_Consigne 1_: Relève tous les peuples que le texte sur le lin désigne par leur nom.

_Extrait à lire_:
┌──

La culture du lin et l'art de transformer cette fibre remontent à la plus haute antiquité. L'époque et le lieu de sa découverte demeurent donc entourés de beaucoup d'incertitudes. Il est certain cependant que la toile de lin était connue des Égyptiens. Il en existe de nombreuses preuves : on a retrouvé entre autres dans le tombeau d'une princesse égyptienne ayant vécu 3 000 ans avant J.-C. des fragments de toiles très fines.

Quant à l'apparition du lin en Europe, celle-ci daterait, selon certains avis autorisés, de l'époque néolithique.

Les Germains considèrent le lin comme le produit agricole le plus important après les céréales. Le lin germanique est renommé à Rome avant le début de l'ère chrétienne et fort apprécié à Byzance vers la même époque. Charlemagne a pris des ordonnances dans le but d'encourager la culture et le travail du lin.

Dans ces temps reculés, la toile n'est cependant pas un article de commerce, mais relève de l'activité domaniale ; elle ne le devient qu'entre le xe et le XIIe siècle avec la naissance et le développement des villes.

Au XIIe siècle, la culture du lin fleurit surtout en France et en Allemagne. Dès le milieu du XIVe siècle, l'industrie de la toile de lin prend un tel développement qu'elle supplante celle de la laine et fait l'objet d'un commerce d'exportation extrêmement actif.

A cette époque, les toiles françaises, néerlandaises et allemandes sont fort renommées, et le travail du lin apporte le bien-être dans une multitude de foyers de ces contrées. La prospérité de l'industrie linière est en outre favorisée par la découverte du Nouveau Monde.

Ultérieurement, l'apparition du coton et d'autres fibres textiles naturelles vers le XIXe siècle et tout récemment l'invention des fibres textiles artificielles a fortement influencé l'évolution de l'industrie linière.

 

 

Autrefois, le rouissage du lin se faisait dans la Lys, affluent de l'Escaut. La Lys (que l'on voit sur cette photo) était appelée par les Anglais "Golden River" (rivière jaune). On attribuait aux eaux de cette rivière des qualités spéciales pour le rouissage du lin. Les fibres de cette plante textile se trouvent à l'extérieur de la tige et sont collées sur le noyau central par une sorte de gomme qui sera dissoute par l'opération du rouissage, de manière à libérer les fibres. Après le rouissage, le lin est séché à l'air libre, disposé en petites « chapelles » que l'on voit par centaines et par milliers sur notre photo. Les nombreuses cheminées marquent l'emplacement des usines de rouissage artificiel et de teillage du lin.

└──

_Données d'entrée_:
┌──

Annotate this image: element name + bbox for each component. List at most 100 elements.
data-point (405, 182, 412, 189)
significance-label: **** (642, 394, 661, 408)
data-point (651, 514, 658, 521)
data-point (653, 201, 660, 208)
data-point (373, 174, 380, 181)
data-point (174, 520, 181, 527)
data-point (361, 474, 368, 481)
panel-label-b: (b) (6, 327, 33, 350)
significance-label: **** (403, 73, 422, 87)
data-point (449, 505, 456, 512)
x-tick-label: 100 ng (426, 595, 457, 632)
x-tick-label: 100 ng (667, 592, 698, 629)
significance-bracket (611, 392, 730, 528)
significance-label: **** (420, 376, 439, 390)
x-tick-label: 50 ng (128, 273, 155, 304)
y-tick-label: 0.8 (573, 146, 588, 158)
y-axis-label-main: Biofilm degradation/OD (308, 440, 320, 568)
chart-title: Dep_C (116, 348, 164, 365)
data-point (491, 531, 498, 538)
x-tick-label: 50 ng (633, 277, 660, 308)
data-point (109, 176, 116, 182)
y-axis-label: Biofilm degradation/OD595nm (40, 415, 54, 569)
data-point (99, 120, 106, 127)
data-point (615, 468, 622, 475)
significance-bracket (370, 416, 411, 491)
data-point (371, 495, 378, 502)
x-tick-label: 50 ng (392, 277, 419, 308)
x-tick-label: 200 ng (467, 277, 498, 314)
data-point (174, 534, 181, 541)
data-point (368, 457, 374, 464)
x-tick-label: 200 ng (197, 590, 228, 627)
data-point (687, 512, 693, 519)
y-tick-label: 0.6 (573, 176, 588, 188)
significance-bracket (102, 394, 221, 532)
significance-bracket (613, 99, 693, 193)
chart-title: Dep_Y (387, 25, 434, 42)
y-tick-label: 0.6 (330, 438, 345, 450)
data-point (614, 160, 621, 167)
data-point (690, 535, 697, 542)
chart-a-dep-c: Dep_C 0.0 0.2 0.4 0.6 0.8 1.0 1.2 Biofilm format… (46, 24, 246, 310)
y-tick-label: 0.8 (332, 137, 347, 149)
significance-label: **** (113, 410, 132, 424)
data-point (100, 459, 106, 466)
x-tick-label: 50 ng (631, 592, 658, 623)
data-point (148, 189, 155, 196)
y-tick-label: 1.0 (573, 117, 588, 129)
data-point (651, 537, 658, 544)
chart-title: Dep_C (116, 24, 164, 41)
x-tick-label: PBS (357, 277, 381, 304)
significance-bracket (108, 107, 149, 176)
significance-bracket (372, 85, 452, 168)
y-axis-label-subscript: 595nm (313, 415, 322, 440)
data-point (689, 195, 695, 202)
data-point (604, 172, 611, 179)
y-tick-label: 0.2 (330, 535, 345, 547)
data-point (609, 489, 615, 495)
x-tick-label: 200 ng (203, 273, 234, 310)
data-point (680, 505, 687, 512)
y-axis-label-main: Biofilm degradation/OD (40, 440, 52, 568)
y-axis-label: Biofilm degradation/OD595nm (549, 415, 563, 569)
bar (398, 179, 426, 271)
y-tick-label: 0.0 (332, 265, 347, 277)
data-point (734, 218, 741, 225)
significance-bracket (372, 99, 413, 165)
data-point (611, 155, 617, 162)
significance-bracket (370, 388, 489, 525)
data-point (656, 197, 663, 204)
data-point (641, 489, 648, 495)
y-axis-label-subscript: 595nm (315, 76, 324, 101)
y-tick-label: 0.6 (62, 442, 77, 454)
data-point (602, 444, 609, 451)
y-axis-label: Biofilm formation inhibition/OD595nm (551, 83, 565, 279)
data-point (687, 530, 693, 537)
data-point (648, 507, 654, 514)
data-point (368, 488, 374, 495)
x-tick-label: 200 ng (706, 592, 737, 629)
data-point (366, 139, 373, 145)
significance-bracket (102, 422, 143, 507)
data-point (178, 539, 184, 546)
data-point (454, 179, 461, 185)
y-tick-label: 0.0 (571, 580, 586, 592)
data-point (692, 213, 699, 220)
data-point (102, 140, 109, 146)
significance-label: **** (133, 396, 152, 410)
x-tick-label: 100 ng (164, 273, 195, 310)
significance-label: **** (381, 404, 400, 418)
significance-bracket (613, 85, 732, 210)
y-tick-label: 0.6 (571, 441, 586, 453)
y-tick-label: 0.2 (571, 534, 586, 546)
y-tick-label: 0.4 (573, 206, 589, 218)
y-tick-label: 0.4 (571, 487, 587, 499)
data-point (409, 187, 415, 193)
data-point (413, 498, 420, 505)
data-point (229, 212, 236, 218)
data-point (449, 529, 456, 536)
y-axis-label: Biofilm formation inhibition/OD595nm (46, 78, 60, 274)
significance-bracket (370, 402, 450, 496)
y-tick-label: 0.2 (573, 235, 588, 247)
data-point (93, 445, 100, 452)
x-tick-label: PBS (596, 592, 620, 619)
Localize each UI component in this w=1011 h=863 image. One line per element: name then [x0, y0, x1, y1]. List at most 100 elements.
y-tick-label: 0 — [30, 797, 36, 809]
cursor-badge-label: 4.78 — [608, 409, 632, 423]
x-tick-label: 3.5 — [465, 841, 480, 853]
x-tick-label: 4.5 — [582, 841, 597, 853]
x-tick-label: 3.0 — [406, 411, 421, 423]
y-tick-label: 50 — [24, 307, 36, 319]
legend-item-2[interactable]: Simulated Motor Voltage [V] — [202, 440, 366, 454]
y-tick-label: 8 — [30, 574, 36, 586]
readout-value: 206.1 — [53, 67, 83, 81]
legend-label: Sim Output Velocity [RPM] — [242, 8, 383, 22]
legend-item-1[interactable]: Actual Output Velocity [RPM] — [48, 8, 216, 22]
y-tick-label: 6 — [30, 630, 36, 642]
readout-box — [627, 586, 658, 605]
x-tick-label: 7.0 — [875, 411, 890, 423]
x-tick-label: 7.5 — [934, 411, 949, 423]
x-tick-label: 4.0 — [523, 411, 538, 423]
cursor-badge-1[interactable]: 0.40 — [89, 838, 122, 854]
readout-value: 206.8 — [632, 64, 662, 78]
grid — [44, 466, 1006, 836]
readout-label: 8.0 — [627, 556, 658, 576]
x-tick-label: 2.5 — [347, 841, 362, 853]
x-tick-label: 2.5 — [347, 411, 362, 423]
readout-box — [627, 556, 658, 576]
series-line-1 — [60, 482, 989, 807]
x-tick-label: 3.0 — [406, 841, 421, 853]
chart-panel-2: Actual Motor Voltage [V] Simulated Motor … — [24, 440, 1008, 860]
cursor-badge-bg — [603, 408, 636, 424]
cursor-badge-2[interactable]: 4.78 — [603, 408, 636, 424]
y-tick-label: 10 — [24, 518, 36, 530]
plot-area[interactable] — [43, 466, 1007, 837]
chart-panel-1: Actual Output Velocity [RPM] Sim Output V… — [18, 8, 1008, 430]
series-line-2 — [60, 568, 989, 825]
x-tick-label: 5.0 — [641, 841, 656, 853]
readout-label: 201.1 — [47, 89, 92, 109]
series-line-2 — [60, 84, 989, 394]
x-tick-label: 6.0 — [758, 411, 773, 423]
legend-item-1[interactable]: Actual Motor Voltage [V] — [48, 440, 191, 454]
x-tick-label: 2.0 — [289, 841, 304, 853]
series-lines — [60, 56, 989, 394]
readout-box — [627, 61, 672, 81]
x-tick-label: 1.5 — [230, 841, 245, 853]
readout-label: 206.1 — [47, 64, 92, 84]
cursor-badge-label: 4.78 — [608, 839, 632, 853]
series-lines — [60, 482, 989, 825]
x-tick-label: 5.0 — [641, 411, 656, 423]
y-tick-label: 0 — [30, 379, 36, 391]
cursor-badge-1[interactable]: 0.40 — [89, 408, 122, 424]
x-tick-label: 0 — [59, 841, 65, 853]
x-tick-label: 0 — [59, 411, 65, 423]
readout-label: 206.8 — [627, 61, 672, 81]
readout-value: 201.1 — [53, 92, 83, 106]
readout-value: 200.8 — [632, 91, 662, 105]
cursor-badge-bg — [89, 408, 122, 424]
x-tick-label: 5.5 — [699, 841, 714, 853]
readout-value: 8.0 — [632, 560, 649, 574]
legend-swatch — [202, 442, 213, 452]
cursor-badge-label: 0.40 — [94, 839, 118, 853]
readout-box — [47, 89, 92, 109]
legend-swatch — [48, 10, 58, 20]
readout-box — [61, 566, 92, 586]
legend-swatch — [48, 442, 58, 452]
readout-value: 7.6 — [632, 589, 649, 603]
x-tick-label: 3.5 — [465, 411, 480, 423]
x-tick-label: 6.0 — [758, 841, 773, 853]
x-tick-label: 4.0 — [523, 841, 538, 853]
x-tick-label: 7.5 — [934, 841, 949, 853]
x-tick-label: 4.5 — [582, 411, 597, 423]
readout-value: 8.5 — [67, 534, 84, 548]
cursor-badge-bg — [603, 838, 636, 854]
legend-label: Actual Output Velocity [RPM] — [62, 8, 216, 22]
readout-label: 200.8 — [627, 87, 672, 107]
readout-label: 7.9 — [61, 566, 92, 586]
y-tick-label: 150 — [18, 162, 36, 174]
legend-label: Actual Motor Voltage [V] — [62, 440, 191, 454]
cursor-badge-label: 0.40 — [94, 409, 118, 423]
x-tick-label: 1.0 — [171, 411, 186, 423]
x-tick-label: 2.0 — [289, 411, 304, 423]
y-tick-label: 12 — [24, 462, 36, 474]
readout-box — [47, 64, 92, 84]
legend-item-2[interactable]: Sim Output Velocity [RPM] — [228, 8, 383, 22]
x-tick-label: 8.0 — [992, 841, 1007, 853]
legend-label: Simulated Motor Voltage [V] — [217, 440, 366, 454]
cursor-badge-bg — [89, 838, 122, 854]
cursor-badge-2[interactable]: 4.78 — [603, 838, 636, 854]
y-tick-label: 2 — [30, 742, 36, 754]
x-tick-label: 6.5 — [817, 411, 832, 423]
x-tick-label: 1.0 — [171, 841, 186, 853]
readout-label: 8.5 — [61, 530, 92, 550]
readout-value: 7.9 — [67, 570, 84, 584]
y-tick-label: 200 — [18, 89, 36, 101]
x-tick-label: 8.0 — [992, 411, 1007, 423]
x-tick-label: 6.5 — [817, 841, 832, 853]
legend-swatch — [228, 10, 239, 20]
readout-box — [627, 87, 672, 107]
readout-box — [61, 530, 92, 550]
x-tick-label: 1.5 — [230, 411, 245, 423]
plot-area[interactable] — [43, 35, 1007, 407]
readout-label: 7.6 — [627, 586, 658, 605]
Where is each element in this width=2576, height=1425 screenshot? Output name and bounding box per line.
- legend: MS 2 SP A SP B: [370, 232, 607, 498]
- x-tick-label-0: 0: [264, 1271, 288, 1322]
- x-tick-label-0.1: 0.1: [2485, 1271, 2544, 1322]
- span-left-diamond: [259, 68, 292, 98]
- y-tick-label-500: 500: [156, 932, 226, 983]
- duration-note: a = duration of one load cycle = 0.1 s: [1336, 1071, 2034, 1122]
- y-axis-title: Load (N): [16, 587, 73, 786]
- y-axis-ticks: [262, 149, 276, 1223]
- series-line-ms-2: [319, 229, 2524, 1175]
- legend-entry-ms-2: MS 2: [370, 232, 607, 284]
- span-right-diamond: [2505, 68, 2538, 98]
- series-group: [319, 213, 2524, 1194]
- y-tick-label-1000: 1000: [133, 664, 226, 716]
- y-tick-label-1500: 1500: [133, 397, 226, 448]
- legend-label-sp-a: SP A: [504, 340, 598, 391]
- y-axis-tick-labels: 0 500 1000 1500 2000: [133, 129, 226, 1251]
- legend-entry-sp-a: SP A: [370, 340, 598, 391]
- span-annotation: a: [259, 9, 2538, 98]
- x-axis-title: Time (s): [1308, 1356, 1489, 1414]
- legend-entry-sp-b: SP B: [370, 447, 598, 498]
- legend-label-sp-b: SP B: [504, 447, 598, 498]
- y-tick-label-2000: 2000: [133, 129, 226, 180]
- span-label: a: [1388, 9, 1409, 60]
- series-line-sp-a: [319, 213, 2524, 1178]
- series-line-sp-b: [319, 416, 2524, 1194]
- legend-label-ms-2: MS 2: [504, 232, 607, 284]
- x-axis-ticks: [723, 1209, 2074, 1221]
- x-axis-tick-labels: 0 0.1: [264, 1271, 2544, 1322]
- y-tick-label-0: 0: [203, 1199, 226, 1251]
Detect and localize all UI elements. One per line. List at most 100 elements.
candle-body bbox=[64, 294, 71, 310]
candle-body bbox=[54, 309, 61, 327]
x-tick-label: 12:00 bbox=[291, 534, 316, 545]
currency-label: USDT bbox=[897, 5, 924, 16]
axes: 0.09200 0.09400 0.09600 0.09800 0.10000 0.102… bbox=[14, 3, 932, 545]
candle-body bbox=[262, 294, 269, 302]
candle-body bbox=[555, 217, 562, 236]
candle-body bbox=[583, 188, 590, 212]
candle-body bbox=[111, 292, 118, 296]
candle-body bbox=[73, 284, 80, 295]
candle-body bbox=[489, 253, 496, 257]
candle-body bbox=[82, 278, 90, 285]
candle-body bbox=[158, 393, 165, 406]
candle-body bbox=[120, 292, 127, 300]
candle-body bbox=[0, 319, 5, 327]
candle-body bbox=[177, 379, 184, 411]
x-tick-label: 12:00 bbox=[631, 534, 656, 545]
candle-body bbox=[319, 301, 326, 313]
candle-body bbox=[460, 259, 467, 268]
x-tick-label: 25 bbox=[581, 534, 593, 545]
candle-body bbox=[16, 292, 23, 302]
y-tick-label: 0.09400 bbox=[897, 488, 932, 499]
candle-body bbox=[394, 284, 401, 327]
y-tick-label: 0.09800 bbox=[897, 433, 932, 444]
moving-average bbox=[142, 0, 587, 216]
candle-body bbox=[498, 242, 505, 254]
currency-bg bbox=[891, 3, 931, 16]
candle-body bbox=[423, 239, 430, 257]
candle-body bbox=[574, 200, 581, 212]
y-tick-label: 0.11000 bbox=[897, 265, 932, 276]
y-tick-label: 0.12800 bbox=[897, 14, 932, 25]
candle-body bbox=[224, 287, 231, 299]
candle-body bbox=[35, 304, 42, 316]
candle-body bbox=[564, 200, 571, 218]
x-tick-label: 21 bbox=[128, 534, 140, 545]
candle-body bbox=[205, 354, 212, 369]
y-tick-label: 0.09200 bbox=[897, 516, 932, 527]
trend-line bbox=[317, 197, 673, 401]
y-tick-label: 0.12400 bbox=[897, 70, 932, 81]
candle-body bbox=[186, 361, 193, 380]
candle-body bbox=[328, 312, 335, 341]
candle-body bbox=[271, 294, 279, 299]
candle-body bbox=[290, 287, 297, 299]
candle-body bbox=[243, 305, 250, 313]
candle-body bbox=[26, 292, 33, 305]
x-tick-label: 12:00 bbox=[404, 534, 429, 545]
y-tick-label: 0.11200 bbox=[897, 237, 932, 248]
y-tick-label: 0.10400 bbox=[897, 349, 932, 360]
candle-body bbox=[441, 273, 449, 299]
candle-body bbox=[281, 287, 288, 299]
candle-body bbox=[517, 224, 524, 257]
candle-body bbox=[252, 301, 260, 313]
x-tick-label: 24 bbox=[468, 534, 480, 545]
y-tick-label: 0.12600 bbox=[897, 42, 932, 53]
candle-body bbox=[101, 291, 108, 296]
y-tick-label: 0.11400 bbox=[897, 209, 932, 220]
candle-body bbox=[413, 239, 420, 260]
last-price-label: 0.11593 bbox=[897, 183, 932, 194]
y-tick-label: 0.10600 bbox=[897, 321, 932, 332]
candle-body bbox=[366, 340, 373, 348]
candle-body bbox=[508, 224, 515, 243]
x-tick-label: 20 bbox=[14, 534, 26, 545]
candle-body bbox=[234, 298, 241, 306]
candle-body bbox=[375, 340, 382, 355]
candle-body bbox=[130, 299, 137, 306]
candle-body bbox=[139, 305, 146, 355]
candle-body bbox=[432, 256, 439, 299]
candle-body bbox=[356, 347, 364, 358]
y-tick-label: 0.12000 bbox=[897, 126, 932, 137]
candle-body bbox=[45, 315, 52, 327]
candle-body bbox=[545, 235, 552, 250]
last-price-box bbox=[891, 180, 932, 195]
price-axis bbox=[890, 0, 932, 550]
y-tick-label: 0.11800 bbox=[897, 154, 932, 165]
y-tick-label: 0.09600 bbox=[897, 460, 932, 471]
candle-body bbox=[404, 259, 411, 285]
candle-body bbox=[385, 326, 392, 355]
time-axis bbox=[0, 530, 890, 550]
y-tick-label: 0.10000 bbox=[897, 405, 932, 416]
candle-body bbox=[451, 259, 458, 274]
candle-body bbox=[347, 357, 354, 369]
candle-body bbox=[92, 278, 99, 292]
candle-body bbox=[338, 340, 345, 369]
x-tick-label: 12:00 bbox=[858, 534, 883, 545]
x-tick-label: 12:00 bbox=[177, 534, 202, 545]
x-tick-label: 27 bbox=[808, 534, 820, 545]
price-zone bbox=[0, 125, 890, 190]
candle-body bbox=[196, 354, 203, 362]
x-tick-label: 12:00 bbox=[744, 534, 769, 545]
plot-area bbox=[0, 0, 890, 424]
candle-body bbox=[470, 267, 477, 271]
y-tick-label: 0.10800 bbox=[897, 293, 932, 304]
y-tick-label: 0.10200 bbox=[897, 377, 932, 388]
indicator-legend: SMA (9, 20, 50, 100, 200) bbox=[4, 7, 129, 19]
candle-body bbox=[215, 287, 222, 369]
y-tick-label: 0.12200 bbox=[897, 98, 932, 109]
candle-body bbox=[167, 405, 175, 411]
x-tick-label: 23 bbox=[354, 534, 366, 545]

└──

_Consigne 2_: Repère dans les enregistrements chaque ligne où figure le mot "Simulated", puis recopie ces lignes.

_Réponse finale 1_: Égyptiens, Germains, Anglais

_Réponse finale 2_:
legend-item-2[interactable]: Simulated Motor Voltage [V] — [202, 440, 366, 454]
chart-panel-2: Actual Motor Voltage [V] Simulated Motor … — [24, 440, 1008, 860]
legend-label: Simulated Motor Voltage [V] — [217, 440, 366, 454]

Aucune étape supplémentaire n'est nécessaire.